Dataset records
● ● ● ● ●

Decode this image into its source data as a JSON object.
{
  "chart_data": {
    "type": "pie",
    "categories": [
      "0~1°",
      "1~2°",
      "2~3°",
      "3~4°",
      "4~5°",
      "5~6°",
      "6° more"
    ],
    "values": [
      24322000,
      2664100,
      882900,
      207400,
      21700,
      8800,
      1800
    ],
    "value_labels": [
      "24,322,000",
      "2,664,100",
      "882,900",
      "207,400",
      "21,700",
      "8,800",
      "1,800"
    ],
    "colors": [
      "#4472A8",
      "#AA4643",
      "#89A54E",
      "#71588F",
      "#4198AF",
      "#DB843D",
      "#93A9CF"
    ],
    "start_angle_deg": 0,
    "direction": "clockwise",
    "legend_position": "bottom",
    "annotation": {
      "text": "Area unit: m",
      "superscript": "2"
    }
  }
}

● ● ● ● ●

* [Set exercise]: Reproduce the listing above word for word.

* [Problem solution]:
Decode this image into its source data as a JSON object.
{
  "chart_data": {
    "type": "pie",
    "categories": [
      "0~1°",
      "1~2°",
      "2~3°",
      "3~4°",
      "4~5°",
      "5~6°",
      "6° more"
    ],
    "values": [
      24322000,
      2664100,
      882900,
      207400,
      21700,
      8800,
      1800
    ],
    "value_labels": [
      "24,322,000",
      "2,664,100",
      "882,900",
      "207,400",
      "21,700",
      "8,800",
      "1,800"
    ],
    "colors": [
      "#4472A8",
      "#AA4643",
      "#89A54E",
      "#71588F",
      "#4198AF",
      "#DB843D",
      "#93A9CF"
    ],
    "start_angle_deg": 0,
    "direction": "clockwise",
    "legend_position": "bottom",
    "annotation": {
      "text": "Area unit: m",
      "superscript": "2"
    }
  }
}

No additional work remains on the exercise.